SET EXERCISE
Recast the material below as a JSON list of strings, one per line, skipping blank lines and leaving the pictures out.

___ DATASET RECORDS ___

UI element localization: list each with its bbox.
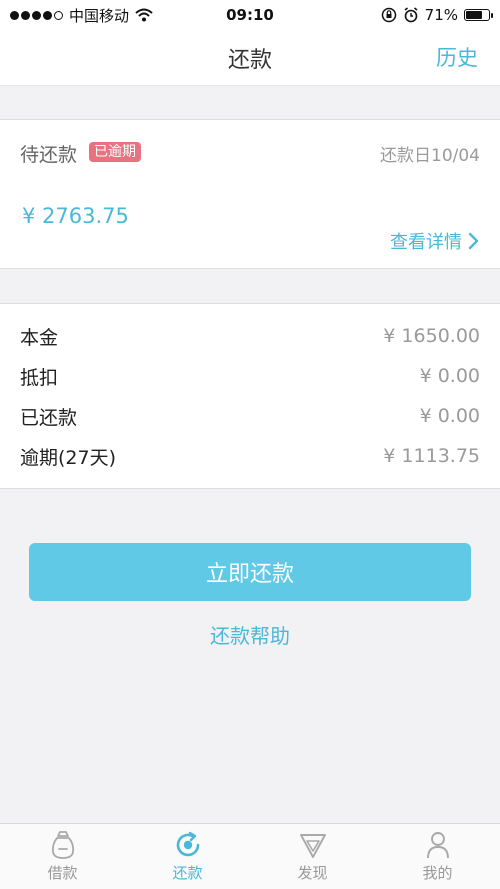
breakdown-value: ¥ 0.00 xyxy=(419,405,480,427)
alarm-icon xyxy=(404,7,418,23)
history-button[interactable]: 历史 xyxy=(436,42,478,72)
tab-label: 我的 xyxy=(422,864,453,882)
tab-label: 发现 xyxy=(297,864,328,882)
repay-now-button[interactable]: 立即还款 xyxy=(29,543,471,601)
tab-label: 借款 xyxy=(47,864,78,882)
breakdown-label: 抵扣 xyxy=(20,366,59,389)
view-details-link[interactable]: 查看详情 xyxy=(390,228,480,254)
tab-repay[interactable]: 还款 xyxy=(125,824,250,889)
nav-bar: 还款 历史 xyxy=(0,30,500,86)
battery-level xyxy=(466,11,482,19)
battery-percent: 71% xyxy=(424,6,458,24)
due-card: 待还款 已逾期 还款日10/04 ¥ 2763.75 查看详情 xyxy=(0,119,500,269)
breakdown-label: 逾期(27天) xyxy=(20,446,117,469)
wifi-icon xyxy=(135,8,153,22)
due-amount: ¥ 2763.75 xyxy=(22,204,129,228)
breakdown-value: ¥ 0.00 xyxy=(419,365,480,387)
repay-help-link[interactable]: 还款帮助 xyxy=(0,620,500,649)
repay-icon xyxy=(176,831,199,857)
status-left: 中国移动 xyxy=(10,5,153,26)
status-right: 71% xyxy=(381,6,493,24)
person-icon xyxy=(426,832,449,859)
status-bar: 中国移动 09:10 71% xyxy=(0,0,500,30)
breakdown-row-repaid: 已还款 ¥ 0.00 xyxy=(0,396,500,436)
breakdown-value: ¥ 1113.75 xyxy=(383,445,480,467)
breakdown-label: 已还款 xyxy=(20,406,78,429)
view-details-label: 查看详情 xyxy=(390,232,462,253)
tab-discover[interactable]: 发现 xyxy=(250,824,375,889)
tab-label: 还款 xyxy=(172,864,203,882)
page-title: 还款 xyxy=(227,47,272,73)
overdue-badge: 已逾期 xyxy=(89,142,141,162)
due-label: 待还款 xyxy=(20,144,78,166)
diamond-icon xyxy=(299,834,326,858)
breakdown-value: ¥ 1650.00 xyxy=(383,325,480,347)
bag-icon xyxy=(51,831,74,859)
breakdown-card: 本金 ¥ 1650.00 抵扣 ¥ 0.00 已还款 ¥ 0.00 逾期(27天… xyxy=(0,303,500,489)
carrier-name: 中国移动 xyxy=(69,6,130,25)
tab-borrow[interactable]: 借款 xyxy=(0,824,125,889)
breakdown-row-principal: 本金 ¥ 1650.00 xyxy=(0,316,500,356)
breakdown-label: 本金 xyxy=(20,326,59,349)
tab-bar: 借款 还款 发现 我的 xyxy=(0,823,500,889)
rotation-lock-icon xyxy=(381,7,396,23)
breakdown-row-deduction: 抵扣 ¥ 0.00 xyxy=(0,356,500,396)
tab-mine[interactable]: 我的 xyxy=(375,824,500,889)
battery-icon xyxy=(464,9,493,21)
breakdown-row-overdue: 逾期(27天) ¥ 1113.75 xyxy=(0,436,500,476)
signal-strength-icon xyxy=(10,10,63,20)
due-date: 还款日10/04 xyxy=(380,146,480,166)
chevron-right-icon xyxy=(468,232,479,250)
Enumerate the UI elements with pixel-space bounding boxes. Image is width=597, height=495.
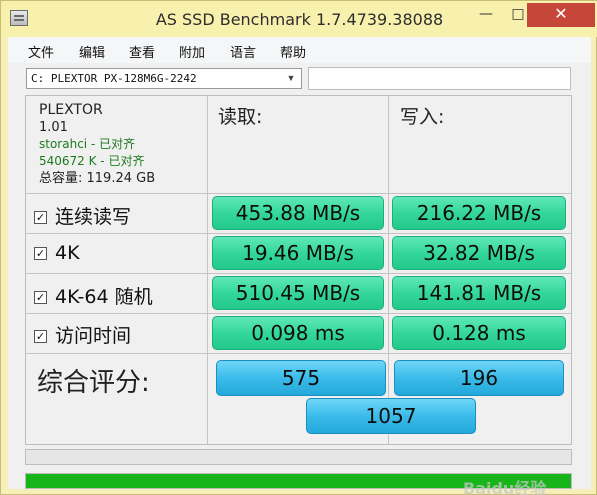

___

RESPONSE
[
  "UI element localization: list each with its bbox.",
  "breakdown-value: ¥ 0.00 xyxy=(419,405,480,427)",
  "alarm-icon xyxy=(404,7,418,23)",
  "history-button[interactable]: 历史 xyxy=(436,42,478,72)",
  "tab-label: 我的 xyxy=(422,864,453,882)",
  "tab-label: 发现 xyxy=(297,864,328,882)",
  "repay-now-button[interactable]: 立即还款 xyxy=(29,543,471,601)",
  "tab-label: 借款 xyxy=(47,864,78,882)",
  "breakdown-label: 抵扣 xyxy=(20,366,59,389)",
  "view-details-link[interactable]: 查看详情 xyxy=(390,228,480,254)",
  "tab-repay[interactable]: 还款 xyxy=(125,824,250,889)",
  "nav-bar: 还款 历史 xyxy=(0,30,500,86)",
  "battery-level xyxy=(466,11,482,19)",
  "battery-percent: 71% xyxy=(424,6,458,24)",
  "due-card: 待还款 已逾期 还款日10/04 ¥ 2763.75 查看详情 xyxy=(0,119,500,269)",
  "breakdown-label: 逾期(27天) xyxy=(20,446,117,469)",
  "wifi-icon xyxy=(135,8,153,22)",
  "due-amount: ¥ 2763.75 xyxy=(22,204,129,228)",
  "breakdown-value: ¥ 0.00 xyxy=(419,365,480,387)",
  "repay-help-link[interactable]: 还款帮助 xyxy=(0,620,500,649)",
  "repay-icon xyxy=(176,831,199,857)",
  "status-left: 中国移动 xyxy=(10,5,153,26)",
  "status-right: 71% xyxy=(381,6,493,24)",
  "person-icon xyxy=(426,832,449,859)",
  "status-bar: 中国移动 09:10 71% xyxy=(0,0,500,30)",
  "breakdown-row-repaid: 已还款 ¥ 0.00 xyxy=(0,396,500,436)",
  "breakdown-value: ¥ 1113.75 xyxy=(383,445,480,467)",
  "breakdown-label: 已还款 xyxy=(20,406,78,429)",
  "view-details-label: 查看详情 xyxy=(390,232,462,253)",
  "tab-discover[interactable]: 发现 xyxy=(250,824,375,889)",
  "tab-label: 还款 xyxy=(172,864,203,882)",
  "page-title: 还款 xyxy=(227,47,272,73)",
  "overdue-badge: 已逾期 xyxy=(89,142,141,162)",
  "due-label: 待还款 xyxy=(20,144,78,166)",
  "diamond-icon xyxy=(299,834,326,858)",
  "breakdown-value: ¥ 1650.00 xyxy=(383,325,480,347)",
  "bag-icon xyxy=(51,831,74,859)",
  "breakdown-card: 本金 ¥ 1650.00 抵扣 ¥ 0.00 已还款 ¥ 0.00 逾期(27天… xyxy=(0,303,500,489)",
  "carrier-name: 中国移动 xyxy=(69,6,130,25)",
  "tab-borrow[interactable]: 借款 xyxy=(0,824,125,889)",
  "breakdown-row-principal: 本金 ¥ 1650.00 xyxy=(0,316,500,356)",
  "breakdown-label: 本金 xyxy=(20,326,59,349)",
  "tab-bar: 借款 还款 发现 我的 xyxy=(0,823,500,889)",
  "rotation-lock-icon xyxy=(381,7,396,23)",
  "breakdown-row-deduction: 抵扣 ¥ 0.00 xyxy=(0,356,500,396)",
  "tab-mine[interactable]: 我的 xyxy=(375,824,500,889)",
  "battery-icon xyxy=(464,9,493,21)",
  "breakdown-row-overdue: 逾期(27天) ¥ 1113.75 xyxy=(0,436,500,476)",
  "signal-strength-icon xyxy=(10,10,63,20)",
  "due-date: 还款日10/04 xyxy=(380,146,480,166)",
  "chevron-right-icon xyxy=(468,232,479,250)",
  "Enumerate the UI elements with pixel-space bounding boxes. Image is width=597, height=495."
]